GIVEN PROBLEM: Extract every line from the entries below that contains the string "arrow", treating uppercase and lowercase letters as different.

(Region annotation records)
--- START ---
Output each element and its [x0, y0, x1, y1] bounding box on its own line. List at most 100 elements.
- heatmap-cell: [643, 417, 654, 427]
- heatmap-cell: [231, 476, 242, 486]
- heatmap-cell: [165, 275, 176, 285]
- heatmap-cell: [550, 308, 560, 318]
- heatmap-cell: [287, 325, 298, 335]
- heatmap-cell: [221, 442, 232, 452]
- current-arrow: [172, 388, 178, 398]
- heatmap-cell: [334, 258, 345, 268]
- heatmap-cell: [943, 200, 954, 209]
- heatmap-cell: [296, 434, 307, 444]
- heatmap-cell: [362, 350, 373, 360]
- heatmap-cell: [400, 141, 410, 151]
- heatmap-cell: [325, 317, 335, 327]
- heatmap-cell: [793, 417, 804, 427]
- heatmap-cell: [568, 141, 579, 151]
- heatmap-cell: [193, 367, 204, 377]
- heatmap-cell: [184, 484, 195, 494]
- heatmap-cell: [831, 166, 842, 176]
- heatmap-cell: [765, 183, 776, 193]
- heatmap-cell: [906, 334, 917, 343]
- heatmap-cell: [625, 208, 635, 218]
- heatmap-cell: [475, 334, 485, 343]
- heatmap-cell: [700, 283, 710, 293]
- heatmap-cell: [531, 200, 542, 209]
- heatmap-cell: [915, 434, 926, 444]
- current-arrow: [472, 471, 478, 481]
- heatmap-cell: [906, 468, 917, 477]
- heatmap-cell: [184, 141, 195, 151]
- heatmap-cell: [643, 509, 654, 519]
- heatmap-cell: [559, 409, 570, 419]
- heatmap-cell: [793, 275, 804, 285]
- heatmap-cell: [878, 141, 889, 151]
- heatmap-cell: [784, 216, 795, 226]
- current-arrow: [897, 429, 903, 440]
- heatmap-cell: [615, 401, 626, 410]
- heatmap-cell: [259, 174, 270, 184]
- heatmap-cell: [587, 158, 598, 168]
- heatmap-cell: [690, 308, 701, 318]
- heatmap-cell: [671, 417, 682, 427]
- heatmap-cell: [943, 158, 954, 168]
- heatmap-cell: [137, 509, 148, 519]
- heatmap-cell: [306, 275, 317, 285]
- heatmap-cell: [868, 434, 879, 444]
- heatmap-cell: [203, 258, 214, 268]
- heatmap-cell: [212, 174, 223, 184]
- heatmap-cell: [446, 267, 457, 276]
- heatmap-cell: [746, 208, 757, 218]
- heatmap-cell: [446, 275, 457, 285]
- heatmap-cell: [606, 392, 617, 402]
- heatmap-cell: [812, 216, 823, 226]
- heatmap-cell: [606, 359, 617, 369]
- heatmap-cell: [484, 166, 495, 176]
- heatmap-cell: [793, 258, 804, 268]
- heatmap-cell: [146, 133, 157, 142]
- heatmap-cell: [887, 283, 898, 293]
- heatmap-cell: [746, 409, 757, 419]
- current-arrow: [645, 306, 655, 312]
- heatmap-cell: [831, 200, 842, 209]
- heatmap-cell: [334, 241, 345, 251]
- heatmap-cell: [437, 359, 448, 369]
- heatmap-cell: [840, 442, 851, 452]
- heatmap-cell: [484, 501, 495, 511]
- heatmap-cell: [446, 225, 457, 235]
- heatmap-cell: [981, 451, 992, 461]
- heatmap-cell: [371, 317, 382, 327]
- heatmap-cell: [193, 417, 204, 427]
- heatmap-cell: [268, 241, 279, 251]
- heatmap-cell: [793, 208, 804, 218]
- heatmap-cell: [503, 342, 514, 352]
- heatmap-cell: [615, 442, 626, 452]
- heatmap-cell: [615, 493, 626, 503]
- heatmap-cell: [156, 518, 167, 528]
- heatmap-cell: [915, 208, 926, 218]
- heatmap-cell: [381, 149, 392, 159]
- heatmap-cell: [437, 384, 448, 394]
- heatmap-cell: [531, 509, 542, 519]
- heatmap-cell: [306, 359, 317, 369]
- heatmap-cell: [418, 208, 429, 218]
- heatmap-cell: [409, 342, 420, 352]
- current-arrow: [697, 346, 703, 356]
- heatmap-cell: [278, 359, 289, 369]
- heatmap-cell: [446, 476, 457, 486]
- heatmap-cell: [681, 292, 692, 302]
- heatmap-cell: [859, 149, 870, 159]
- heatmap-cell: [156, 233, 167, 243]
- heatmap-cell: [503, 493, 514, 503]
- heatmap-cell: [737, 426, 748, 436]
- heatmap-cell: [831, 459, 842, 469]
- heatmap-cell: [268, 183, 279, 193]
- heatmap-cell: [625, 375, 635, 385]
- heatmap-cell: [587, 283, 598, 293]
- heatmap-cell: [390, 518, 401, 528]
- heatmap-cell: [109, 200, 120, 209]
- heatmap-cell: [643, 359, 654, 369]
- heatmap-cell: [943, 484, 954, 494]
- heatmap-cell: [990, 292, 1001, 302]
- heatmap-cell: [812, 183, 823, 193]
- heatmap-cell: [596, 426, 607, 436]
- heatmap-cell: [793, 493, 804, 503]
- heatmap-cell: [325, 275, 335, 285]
--- END ---
EXERCISE OUTPUT:
- current-arrow: [172, 388, 178, 398]
- current-arrow: [472, 471, 478, 481]
- current-arrow: [897, 429, 903, 440]
- current-arrow: [645, 306, 655, 312]
- current-arrow: [697, 346, 703, 356]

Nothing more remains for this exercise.